▶ Aim
Your task is to restate the data word for word.

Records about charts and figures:
──────

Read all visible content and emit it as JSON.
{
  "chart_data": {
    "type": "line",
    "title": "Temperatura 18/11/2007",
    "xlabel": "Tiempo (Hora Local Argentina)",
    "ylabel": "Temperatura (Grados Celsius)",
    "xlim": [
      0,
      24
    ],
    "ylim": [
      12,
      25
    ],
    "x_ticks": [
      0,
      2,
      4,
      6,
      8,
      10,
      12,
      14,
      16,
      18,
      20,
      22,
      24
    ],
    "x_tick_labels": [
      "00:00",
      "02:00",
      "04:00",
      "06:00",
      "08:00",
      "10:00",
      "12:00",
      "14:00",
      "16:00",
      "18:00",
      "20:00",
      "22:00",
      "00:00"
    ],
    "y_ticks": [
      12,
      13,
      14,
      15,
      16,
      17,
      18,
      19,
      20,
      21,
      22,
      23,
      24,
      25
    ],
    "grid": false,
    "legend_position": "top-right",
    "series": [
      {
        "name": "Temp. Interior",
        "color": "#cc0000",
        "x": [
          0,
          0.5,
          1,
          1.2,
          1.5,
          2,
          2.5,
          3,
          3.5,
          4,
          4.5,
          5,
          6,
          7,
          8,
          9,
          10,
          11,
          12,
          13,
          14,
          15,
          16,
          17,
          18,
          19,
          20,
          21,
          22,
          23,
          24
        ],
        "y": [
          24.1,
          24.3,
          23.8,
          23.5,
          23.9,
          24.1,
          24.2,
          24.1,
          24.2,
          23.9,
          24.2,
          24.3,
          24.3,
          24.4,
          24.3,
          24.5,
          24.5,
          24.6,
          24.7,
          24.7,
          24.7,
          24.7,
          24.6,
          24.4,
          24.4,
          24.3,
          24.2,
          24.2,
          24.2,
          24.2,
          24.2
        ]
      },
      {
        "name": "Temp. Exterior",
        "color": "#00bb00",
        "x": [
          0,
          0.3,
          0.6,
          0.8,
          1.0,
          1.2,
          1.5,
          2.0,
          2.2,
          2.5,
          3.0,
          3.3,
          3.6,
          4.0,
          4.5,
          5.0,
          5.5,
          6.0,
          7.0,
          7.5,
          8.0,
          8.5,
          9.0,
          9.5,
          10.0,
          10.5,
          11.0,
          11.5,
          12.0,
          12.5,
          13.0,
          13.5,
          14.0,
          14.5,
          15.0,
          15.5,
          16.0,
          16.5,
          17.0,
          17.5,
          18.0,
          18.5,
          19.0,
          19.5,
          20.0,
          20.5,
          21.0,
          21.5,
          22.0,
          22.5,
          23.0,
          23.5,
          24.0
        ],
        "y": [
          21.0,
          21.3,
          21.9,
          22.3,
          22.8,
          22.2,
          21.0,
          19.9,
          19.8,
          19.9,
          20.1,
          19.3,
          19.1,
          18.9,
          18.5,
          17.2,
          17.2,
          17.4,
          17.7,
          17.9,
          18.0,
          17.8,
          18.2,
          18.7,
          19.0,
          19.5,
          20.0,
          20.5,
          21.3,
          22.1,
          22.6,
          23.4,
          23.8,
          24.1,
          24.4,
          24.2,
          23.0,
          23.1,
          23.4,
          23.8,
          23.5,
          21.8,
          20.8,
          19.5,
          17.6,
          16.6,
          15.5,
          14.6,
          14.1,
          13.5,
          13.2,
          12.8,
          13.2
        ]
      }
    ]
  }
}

──────

▶ Solved exercise
Read all visible content and emit it as JSON.
{
  "chart_data": {
    "type": "line",
    "title": "Temperatura 18/11/2007",
    "xlabel": "Tiempo (Hora Local Argentina)",
    "ylabel": "Temperatura (Grados Celsius)",
    "xlim": [
      0,
      24
    ],
    "ylim": [
      12,
      25
    ],
    "x_ticks": [
      0,
      2,
      4,
      6,
      8,
      10,
      12,
      14,
      16,
      18,
      20,
      22,
      24
    ],
    "x_tick_labels": [
      "00:00",
      "02:00",
      "04:00",
      "06:00",
      "08:00",
      "10:00",
      "12:00",
      "14:00",
      "16:00",
      "18:00",
      "20:00",
      "22:00",
      "00:00"
    ],
    "y_ticks": [
      12,
      13,
      14,
      15,
      16,
      17,
      18,
      19,
      20,
      21,
      22,
      23,
      24,
      25
    ],
    "grid": false,
    "legend_position": "top-right",
    "series": [
      {
        "name": "Temp. Interior",
        "color": "#cc0000",
        "x": [
          0,
          0.5,
          1,
          1.2,
          1.5,
          2,
          2.5,
          3,
          3.5,
          4,
          4.5,
          5,
          6,
          7,
          8,
          9,
          10,
          11,
          12,
          13,
          14,
          15,
          16,
          17,
          18,
          19,
          20,
          21,
          22,
          23,
          24
        ],
        "y": [
          24.1,
          24.3,
          23.8,
          23.5,
          23.9,
          24.1,
          24.2,
          24.1,
          24.2,
          23.9,
          24.2,
          24.3,
          24.3,
          24.4,
          24.3,
          24.5,
          24.5,
          24.6,
          24.7,
          24.7,
          24.7,
          24.7,
          24.6,
          24.4,
          24.4,
          24.3,
          24.2,
          24.2,
          24.2,
          24.2,
          24.2
        ]
      },
      {
        "name": "Temp. Exterior",
        "color": "#00bb00",
        "x": [
          0,
          0.3,
          0.6,
          0.8,
          1.0,
          1.2,
          1.5,
          2.0,
          2.2,
          2.5,
          3.0,
          3.3,
          3.6,
          4.0,
          4.5,
          5.0,
          5.5,
          6.0,
          7.0,
          7.5,
          8.0,
          8.5,
          9.0,
          9.5,
          10.0,
          10.5,
          11.0,
          11.5,
          12.0,
          12.5,
          13.0,
          13.5,
          14.0,
          14.5,
          15.0,
          15.5,
          16.0,
          16.5,
          17.0,
          17.5,
          18.0,
          18.5,
          19.0,
          19.5,
          20.0,
          20.5,
          21.0,
          21.5,
          22.0,
          22.5,
          23.0,
          23.5,
          24.0
        ],
        "y": [
          21.0,
          21.3,
          21.9,
          22.3,
          22.8,
          22.2,
          21.0,
          19.9,
          19.8,
          19.9,
          20.1,
          19.3,
          19.1,
          18.9,
          18.5,
          17.2,
          17.2,
          17.4,
          17.7,
          17.9,
          18.0,
          17.8,
          18.2,
          18.7,
          19.0,
          19.5,
          20.0,
          20.5,
          21.3,
          22.1,
          22.6,
          23.4,
          23.8,
          24.1,
          24.4,
          24.2,
          23.0,
          23.1,
          23.4,
          23.8,
          23.5,
          21.8,
          20.8,
          19.5,
          17.6,
          16.6,
          15.5,
          14.6,
          14.1,
          13.5,
          13.2,
          12.8,
          13.2
        ]
      }
    ]
  }
}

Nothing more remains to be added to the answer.